- REQUIREMENT -
Reproduce all of the data that follows, character for character.

________

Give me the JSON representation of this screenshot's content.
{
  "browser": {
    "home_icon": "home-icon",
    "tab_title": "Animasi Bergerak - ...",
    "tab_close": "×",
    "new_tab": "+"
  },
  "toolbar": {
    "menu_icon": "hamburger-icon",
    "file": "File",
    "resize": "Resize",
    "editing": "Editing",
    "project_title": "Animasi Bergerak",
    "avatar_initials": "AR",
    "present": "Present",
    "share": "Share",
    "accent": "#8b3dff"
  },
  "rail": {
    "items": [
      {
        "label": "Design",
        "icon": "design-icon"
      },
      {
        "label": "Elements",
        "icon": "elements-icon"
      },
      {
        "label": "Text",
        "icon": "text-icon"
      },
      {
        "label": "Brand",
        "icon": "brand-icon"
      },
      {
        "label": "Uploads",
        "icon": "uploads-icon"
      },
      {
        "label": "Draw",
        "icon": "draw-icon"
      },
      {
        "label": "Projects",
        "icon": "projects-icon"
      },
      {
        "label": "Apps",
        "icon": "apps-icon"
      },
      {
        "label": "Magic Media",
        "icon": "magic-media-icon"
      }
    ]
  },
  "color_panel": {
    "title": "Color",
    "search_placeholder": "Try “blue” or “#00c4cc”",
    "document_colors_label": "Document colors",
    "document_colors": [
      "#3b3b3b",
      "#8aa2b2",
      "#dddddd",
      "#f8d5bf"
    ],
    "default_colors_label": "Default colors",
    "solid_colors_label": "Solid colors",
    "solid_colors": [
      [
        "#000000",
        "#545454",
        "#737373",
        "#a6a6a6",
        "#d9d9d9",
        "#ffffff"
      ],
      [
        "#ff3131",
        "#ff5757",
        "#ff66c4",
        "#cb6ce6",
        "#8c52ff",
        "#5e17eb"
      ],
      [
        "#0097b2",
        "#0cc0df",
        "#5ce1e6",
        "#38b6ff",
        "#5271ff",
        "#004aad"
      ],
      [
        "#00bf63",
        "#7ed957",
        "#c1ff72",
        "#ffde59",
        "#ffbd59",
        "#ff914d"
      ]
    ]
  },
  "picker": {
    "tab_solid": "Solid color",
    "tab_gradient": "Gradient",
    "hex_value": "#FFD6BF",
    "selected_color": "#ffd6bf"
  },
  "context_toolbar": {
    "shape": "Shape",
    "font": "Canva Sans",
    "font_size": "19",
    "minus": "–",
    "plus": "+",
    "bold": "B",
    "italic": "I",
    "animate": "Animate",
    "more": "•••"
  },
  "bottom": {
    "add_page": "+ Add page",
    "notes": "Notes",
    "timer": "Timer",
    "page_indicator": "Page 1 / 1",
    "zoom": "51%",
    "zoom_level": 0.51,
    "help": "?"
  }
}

________

- RIGHT ANSWER -
Give me the JSON representation of this screenshot's content.
{
  "browser": {
    "home_icon": "home-icon",
    "tab_title": "Animasi Bergerak - ...",
    "tab_close": "×",
    "new_tab": "+"
  },
  "toolbar": {
    "menu_icon": "hamburger-icon",
    "file": "File",
    "resize": "Resize",
    "editing": "Editing",
    "project_title": "Animasi Bergerak",
    "avatar_initials": "AR",
    "present": "Present",
    "share": "Share",
    "accent": "#8b3dff"
  },
  "rail": {
    "items": [
      {
        "label": "Design",
        "icon": "design-icon"
      },
      {
        "label": "Elements",
        "icon": "elements-icon"
      },
      {
        "label": "Text",
        "icon": "text-icon"
      },
      {
        "label": "Brand",
        "icon": "brand-icon"
      },
      {
        "label": "Uploads",
        "icon": "uploads-icon"
      },
      {
        "label": "Draw",
        "icon": "draw-icon"
      },
      {
        "label": "Projects",
        "icon": "projects-icon"
      },
      {
        "label": "Apps",
        "icon": "apps-icon"
      },
      {
        "label": "Magic Media",
        "icon": "magic-media-icon"
      }
    ]
  },
  "color_panel": {
    "title": "Color",
    "search_placeholder": "Try “blue” or “#00c4cc”",
    "document_colors_label": "Document colors",
    "document_colors": [
      "#3b3b3b",
      "#8aa2b2",
      "#dddddd",
      "#f8d5bf"
    ],
    "default_colors_label": "Default colors",
    "solid_colors_label": "Solid colors",
    "solid_colors": [
      [
        "#000000",
        "#545454",
        "#737373",
        "#a6a6a6",
        "#d9d9d9",
        "#ffffff"
      ],
      [
        "#ff3131",
        "#ff5757",
        "#ff66c4",
        "#cb6ce6",
        "#8c52ff",
        "#5e17eb"
      ],
      [
        "#0097b2",
        "#0cc0df",
        "#5ce1e6",
        "#38b6ff",
        "#5271ff",
        "#004aad"
      ],
      [
        "#00bf63",
        "#7ed957",
        "#c1ff72",
        "#ffde59",
        "#ffbd59",
        "#ff914d"
      ]
    ]
  },
  "picker": {
    "tab_solid": "Solid color",
    "tab_gradient": "Gradient",
    "hex_value": "#FFD6BF",
    "selected_color": "#ffd6bf"
  },
  "context_toolbar": {
    "shape": "Shape",
    "font": "Canva Sans",
    "font_size": "19",
    "minus": "–",
    "plus": "+",
    "bold": "B",
    "italic": "I",
    "animate": "Animate",
    "more": "•••"
  },
  "bottom": {
    "add_page": "+ Add page",
    "notes": "Notes",
    "timer": "Timer",
    "page_indicator": "Page 1 / 1",
    "zoom": "51%",
    "zoom_level": 0.51,
    "help": "?"
  }
}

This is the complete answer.